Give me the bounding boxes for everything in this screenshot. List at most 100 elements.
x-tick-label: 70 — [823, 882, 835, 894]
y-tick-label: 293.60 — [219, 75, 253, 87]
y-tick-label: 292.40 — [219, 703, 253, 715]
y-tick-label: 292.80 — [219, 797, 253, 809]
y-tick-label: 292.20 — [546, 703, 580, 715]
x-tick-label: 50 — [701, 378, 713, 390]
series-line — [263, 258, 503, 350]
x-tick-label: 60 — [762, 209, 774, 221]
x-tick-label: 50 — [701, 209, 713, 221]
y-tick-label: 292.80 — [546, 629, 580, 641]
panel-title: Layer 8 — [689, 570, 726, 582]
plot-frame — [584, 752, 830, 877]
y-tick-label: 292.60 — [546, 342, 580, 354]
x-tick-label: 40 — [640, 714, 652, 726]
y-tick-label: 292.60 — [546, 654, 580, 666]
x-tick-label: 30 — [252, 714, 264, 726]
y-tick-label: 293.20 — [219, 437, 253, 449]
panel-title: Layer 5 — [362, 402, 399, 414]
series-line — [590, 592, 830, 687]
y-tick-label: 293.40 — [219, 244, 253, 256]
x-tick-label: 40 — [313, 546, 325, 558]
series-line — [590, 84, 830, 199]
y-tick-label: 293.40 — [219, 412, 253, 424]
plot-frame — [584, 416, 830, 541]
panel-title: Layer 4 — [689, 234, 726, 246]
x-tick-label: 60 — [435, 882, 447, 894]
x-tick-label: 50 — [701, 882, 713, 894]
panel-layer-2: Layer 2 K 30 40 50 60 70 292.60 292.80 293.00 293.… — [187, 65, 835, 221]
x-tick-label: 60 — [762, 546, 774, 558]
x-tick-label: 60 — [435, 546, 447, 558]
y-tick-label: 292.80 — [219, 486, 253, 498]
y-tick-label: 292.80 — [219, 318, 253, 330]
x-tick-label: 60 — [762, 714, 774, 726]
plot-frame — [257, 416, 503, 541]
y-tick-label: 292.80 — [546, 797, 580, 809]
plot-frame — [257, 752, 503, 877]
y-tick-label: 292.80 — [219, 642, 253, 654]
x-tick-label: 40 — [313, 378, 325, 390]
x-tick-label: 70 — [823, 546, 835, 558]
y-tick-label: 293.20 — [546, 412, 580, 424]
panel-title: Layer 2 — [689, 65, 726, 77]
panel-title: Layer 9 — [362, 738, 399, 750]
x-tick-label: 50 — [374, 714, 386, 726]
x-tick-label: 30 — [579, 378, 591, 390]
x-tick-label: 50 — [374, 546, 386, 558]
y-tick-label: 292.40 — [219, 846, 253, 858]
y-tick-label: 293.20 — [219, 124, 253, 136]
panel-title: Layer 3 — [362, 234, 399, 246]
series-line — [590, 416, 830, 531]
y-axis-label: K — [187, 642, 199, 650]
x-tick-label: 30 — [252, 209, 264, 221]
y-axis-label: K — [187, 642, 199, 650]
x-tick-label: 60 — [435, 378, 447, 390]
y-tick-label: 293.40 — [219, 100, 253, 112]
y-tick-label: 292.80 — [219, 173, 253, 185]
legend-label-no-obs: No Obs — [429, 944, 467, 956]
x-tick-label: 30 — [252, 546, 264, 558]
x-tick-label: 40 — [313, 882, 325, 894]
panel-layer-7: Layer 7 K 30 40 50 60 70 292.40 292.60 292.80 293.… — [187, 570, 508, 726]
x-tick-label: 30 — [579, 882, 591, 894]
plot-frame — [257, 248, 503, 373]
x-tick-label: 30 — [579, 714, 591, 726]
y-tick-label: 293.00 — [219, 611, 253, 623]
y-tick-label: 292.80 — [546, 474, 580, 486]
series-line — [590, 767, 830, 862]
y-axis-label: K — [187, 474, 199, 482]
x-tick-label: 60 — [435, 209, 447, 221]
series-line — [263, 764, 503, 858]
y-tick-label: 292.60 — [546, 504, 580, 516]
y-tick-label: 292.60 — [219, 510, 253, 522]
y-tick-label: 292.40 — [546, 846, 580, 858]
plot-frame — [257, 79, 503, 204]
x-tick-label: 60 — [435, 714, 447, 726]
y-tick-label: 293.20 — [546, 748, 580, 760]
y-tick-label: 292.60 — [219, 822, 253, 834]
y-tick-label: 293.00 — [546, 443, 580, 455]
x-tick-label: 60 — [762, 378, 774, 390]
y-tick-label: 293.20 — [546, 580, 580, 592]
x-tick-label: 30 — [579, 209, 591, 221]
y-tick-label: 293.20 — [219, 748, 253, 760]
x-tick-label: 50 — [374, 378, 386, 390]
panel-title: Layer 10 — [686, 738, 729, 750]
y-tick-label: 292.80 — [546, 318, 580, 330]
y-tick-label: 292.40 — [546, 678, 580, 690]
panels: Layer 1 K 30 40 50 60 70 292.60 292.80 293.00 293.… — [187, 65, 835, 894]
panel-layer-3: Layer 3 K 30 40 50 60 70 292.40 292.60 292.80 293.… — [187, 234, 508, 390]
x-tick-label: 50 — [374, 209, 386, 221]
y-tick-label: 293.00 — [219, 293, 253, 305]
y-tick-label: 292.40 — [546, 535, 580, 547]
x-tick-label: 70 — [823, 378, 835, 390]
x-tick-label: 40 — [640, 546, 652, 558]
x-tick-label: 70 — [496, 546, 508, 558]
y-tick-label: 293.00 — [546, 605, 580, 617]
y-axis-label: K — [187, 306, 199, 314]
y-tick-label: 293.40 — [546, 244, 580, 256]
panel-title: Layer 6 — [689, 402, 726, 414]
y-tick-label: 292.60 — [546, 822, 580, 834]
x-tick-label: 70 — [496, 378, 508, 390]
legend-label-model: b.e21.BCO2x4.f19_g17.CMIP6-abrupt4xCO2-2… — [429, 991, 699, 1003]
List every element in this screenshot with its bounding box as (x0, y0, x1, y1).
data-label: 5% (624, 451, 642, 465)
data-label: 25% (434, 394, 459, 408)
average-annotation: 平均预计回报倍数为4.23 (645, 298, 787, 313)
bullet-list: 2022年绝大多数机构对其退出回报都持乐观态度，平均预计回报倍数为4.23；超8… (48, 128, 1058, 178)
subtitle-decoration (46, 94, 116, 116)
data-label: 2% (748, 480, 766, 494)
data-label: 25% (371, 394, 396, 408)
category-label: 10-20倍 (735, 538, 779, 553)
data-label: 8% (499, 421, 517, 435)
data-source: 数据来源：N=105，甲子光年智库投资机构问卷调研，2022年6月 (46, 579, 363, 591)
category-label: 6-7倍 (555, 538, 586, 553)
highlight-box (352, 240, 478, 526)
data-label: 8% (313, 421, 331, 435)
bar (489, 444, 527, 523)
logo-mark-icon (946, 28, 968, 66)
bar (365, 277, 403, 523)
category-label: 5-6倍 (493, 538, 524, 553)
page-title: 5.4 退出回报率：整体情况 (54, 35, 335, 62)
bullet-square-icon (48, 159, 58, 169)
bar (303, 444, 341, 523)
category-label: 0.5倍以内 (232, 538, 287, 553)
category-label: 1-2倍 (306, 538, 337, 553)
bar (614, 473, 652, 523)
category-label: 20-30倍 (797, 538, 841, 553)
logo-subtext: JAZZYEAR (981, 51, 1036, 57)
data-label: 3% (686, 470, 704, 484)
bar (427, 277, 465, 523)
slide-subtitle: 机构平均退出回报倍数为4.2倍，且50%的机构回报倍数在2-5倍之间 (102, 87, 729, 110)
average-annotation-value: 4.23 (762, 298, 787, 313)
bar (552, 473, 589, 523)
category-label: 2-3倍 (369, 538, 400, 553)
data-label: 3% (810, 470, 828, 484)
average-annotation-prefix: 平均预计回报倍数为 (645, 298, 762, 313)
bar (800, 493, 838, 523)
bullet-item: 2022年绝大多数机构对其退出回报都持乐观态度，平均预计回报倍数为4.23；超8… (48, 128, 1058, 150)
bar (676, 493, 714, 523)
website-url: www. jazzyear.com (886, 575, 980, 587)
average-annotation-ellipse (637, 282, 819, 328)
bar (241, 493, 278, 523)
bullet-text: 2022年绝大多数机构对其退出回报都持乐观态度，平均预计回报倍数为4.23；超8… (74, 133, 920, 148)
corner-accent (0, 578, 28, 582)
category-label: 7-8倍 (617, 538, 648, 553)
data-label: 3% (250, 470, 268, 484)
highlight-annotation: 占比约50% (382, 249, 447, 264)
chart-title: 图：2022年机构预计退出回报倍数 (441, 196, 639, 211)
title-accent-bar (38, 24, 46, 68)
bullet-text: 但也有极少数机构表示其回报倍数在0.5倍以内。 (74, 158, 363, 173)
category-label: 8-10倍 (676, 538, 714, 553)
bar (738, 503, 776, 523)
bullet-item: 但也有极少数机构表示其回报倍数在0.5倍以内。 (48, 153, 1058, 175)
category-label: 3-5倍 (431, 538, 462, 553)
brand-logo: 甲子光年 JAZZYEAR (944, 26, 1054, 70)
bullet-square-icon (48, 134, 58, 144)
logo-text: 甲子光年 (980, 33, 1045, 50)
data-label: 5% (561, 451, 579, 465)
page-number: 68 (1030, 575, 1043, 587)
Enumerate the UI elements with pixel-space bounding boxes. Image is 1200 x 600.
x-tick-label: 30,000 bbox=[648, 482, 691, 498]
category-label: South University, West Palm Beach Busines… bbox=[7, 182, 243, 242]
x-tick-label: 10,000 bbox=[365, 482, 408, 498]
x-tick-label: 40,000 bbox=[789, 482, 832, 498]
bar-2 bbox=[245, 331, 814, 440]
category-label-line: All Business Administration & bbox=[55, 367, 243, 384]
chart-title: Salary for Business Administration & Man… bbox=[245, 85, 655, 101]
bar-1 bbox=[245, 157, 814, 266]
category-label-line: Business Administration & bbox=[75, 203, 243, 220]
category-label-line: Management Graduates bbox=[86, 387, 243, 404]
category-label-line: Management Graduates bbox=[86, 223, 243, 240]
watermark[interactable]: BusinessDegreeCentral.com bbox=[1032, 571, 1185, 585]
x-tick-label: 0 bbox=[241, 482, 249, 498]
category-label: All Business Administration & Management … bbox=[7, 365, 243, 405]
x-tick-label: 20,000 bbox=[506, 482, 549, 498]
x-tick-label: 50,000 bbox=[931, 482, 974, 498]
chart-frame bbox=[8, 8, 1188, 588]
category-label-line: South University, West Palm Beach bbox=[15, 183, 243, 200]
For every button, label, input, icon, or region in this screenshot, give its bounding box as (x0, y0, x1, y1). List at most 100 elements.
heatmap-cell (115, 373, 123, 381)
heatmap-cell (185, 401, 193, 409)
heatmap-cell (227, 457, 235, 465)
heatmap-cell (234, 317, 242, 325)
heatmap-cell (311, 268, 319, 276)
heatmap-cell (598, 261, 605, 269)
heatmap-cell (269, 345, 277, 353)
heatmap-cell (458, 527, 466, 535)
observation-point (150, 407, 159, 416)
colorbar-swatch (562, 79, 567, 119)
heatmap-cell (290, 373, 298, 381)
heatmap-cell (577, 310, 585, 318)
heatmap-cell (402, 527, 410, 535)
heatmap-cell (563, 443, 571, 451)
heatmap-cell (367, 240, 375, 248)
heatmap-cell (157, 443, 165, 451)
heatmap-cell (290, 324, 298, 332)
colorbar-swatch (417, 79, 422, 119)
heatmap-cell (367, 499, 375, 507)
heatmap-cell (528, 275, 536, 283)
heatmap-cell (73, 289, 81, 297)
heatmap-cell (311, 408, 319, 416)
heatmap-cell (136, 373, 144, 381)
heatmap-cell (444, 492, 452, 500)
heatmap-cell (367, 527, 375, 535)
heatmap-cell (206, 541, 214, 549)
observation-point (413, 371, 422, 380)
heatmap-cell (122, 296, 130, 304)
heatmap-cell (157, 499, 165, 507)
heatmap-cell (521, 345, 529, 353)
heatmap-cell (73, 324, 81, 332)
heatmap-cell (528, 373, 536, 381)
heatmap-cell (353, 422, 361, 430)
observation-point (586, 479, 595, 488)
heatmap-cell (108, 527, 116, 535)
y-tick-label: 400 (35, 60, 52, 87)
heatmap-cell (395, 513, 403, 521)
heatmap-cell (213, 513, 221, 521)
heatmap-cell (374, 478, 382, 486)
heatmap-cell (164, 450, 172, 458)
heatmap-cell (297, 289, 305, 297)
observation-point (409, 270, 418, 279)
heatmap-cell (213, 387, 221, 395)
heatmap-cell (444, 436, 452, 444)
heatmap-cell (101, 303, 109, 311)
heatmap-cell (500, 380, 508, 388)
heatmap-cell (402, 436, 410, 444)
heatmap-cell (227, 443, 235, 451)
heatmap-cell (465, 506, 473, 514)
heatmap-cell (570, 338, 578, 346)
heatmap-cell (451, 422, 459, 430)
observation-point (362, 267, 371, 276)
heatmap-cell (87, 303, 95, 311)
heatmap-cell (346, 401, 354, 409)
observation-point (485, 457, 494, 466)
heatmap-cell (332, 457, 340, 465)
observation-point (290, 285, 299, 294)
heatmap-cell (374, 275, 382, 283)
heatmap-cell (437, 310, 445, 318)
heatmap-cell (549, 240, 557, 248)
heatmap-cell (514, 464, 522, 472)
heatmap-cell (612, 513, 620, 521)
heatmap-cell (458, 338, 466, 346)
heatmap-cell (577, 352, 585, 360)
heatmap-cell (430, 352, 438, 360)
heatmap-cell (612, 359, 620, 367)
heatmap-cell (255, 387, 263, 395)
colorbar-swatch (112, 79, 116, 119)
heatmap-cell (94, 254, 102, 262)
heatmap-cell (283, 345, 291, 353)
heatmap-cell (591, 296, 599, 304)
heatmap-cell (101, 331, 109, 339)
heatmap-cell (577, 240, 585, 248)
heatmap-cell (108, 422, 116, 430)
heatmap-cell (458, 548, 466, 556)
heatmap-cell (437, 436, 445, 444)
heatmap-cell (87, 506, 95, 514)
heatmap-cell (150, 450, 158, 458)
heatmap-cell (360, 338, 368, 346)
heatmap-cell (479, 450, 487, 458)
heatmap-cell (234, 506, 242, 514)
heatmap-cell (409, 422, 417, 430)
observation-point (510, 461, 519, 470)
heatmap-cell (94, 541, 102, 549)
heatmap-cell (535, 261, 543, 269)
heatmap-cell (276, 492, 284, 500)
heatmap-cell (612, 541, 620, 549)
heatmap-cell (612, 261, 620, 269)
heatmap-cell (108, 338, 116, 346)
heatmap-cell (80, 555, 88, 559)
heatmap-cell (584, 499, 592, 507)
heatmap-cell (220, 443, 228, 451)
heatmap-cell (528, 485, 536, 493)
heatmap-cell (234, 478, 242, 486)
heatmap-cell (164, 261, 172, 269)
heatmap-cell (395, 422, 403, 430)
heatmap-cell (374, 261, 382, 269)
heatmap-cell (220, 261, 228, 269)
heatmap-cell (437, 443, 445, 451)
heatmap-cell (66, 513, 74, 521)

========

▶ [Exercise details] Copy the items word for word, from the first line through the line that contains "y-tick-label: 292.80 — [546, 797, 580, 809]", including both of those lines.

▶ [Result below]
Give me the bounding boxes for everything in this screenshot. List at most 100 elements.
x-tick-label: 70 — [823, 882, 835, 894]
y-tick-label: 293.60 — [219, 75, 253, 87]
y-tick-label: 292.40 — [219, 703, 253, 715]
y-tick-label: 292.80 — [219, 797, 253, 809]
y-tick-label: 292.20 — [546, 703, 580, 715]
x-tick-label: 50 — [701, 378, 713, 390]
series-line — [263, 258, 503, 350]
x-tick-label: 60 — [762, 209, 774, 221]
x-tick-label: 50 — [701, 209, 713, 221]
y-tick-label: 292.80 — [546, 629, 580, 641]
panel-title: Layer 8 — [689, 570, 726, 582]
plot-frame — [584, 752, 830, 877]
y-tick-label: 292.60 — [546, 342, 580, 354]
x-tick-label: 40 — [640, 714, 652, 726]
y-tick-label: 292.60 — [546, 654, 580, 666]
x-tick-label: 30 — [252, 714, 264, 726]
y-tick-label: 293.20 — [219, 437, 253, 449]
panel-title: Layer 5 — [362, 402, 399, 414]
series-line — [590, 592, 830, 687]
y-tick-label: 293.40 — [219, 244, 253, 256]
x-tick-label: 40 — [313, 546, 325, 558]
series-line — [590, 84, 830, 199]
y-tick-label: 293.40 — [219, 412, 253, 424]
plot-frame — [584, 416, 830, 541]
panel-title: Layer 4 — [689, 234, 726, 246]
x-tick-label: 60 — [435, 882, 447, 894]
x-tick-label: 50 — [701, 882, 713, 894]
panel-layer-2: Layer 2 K 30 40 50 60 70 292.60 292.80 293.00 293.… — [187, 65, 835, 221]
x-tick-label: 60 — [762, 546, 774, 558]
x-tick-label: 60 — [435, 546, 447, 558]
y-tick-label: 292.80 — [219, 486, 253, 498]
y-tick-label: 292.80 — [219, 318, 253, 330]
x-tick-label: 60 — [762, 714, 774, 726]
plot-frame — [257, 416, 503, 541]
y-tick-label: 292.80 — [546, 797, 580, 809]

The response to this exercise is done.